--- START OF Data rows ---

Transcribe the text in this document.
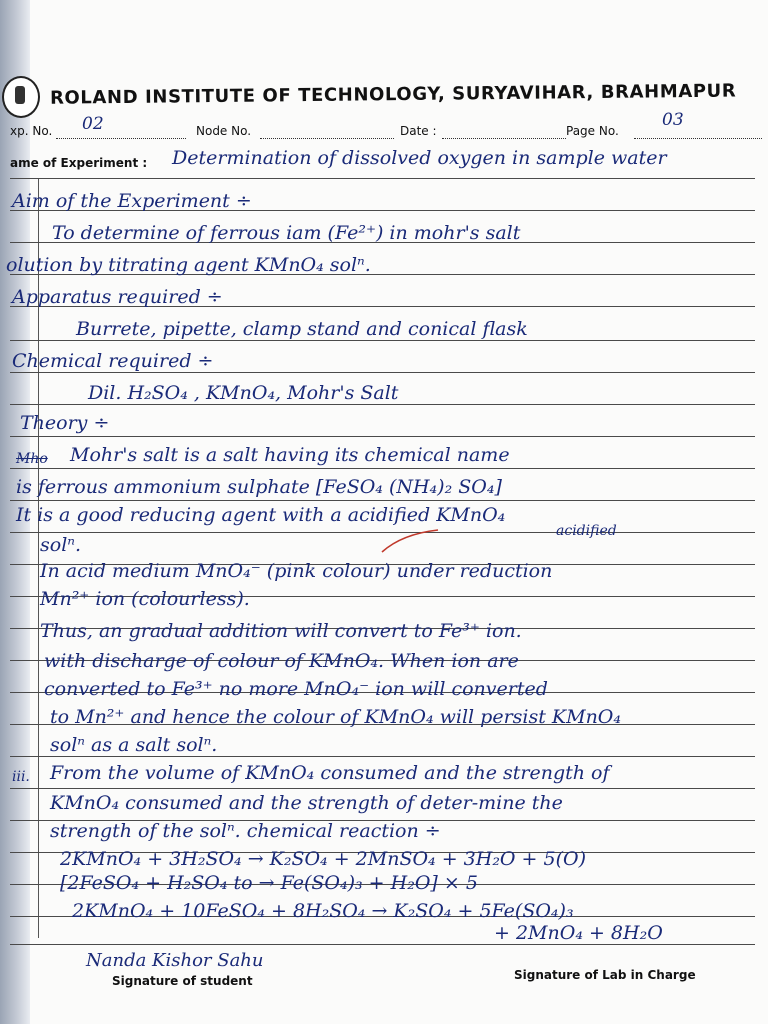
ROLAND INSTITUTE OF TECHNOLOGY, SURYAVIHAR, BRAHMAPUR
xp. No.
	Node No.
	Date :
	Page No.

02	03
ame of Experiment : Determination of dissolved oxygen in sample water
Aim of the Experiment ÷
To determine of ferrous iam (Fe²⁺) in mohr's salt
olution by titrating agent KMnO₄ solⁿ.
Apparatus required ÷
Burrete, pipette, clamp stand and conical flask
Chemical required ÷
Dil. H₂SO₄ , KMnO₄, Mohr's Salt
Theory ÷
Mho Mohr's salt is a salt having its chemical name
is ferrous ammonium sulphate [FeSO₄ (NH₄)₂ SO₄]
It is a good reducing agent with a acidified KMnO₄
acidified
solⁿ.
In acid medium MnO₄⁻ (pink colour) under reduction
Mn²⁺ ion (colourless).
Thus, an gradual addition will convert to Fe³⁺ ion.
with discharge of colour of KMnO₄. When ion are
converted to Fe³⁺ no more MnO₄⁻ ion will converted
to Mn²⁺ and hence the colour of KMnO₄ will persist KMnO₄
solⁿ as a salt solⁿ.
iii. From the volume of KMnO₄ consumed and the strength of
KMnO₄ consumed and the strength of deter-mine the
strength of the solⁿ. chemical reaction ÷
2KMnO₄ + 3H₂SO₄ → K₂SO₄ + 2MnSO₄ + 3H₂O + 5(O)
[2FeSO₄ + H₂SO₄ to → Fe(SO₄)₃ + H₂O] × 5
2KMnO₄ + 10FeSO₄ + 8H₂SO₄ → K₂SO₄ + 5Fe(SO₄)₃
+ 2MnO₄ + 8H₂O
Nanda Kishor Sahu
Signature of student	Signature of Lab in Charge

--- END OF Data rows ---

Instructions to follow:
Copy out the data above exactly, except the pictures.

Expected output:
Transcribe the text in this document.
ROLAND INSTITUTE OF TECHNOLOGY, SURYAVIHAR, BRAHMAPUR
xp. No.
	Node No.
	Date :
	Page No.

02	03
ame of Experiment : Determination of dissolved oxygen in sample water
Aim of the Experiment ÷
To determine of ferrous iam (Fe²⁺) in mohr's salt
olution by titrating agent KMnO₄ solⁿ.
Apparatus required ÷
Burrete, pipette, clamp stand and conical flask
Chemical required ÷
Dil. H₂SO₄ , KMnO₄, Mohr's Salt
Theory ÷
Mho Mohr's salt is a salt having its chemical name
is ferrous ammonium sulphate [FeSO₄ (NH₄)₂ SO₄]
It is a good reducing agent with a acidified KMnO₄
acidified
solⁿ.
In acid medium MnO₄⁻ (pink colour) under reduction
Mn²⁺ ion (colourless).
Thus, an gradual addition will convert to Fe³⁺ ion.
with discharge of colour of KMnO₄. When ion are
converted to Fe³⁺ no more MnO₄⁻ ion will converted
to Mn²⁺ and hence the colour of KMnO₄ will persist KMnO₄
solⁿ as a salt solⁿ.
iii. From the volume of KMnO₄ consumed and the strength of
KMnO₄ consumed and the strength of deter-mine the
strength of the solⁿ. chemical reaction ÷
2KMnO₄ + 3H₂SO₄ → K₂SO₄ + 2MnSO₄ + 3H₂O + 5(O)
[2FeSO₄ + H₂SO₄ to → Fe(SO₄)₃ + H₂O] × 5
2KMnO₄ + 10FeSO₄ + 8H₂SO₄ → K₂SO₄ + 5Fe(SO₄)₃
+ 2MnO₄ + 8H₂O
Nanda Kishor Sahu
Signature of student	Signature of Lab in Charge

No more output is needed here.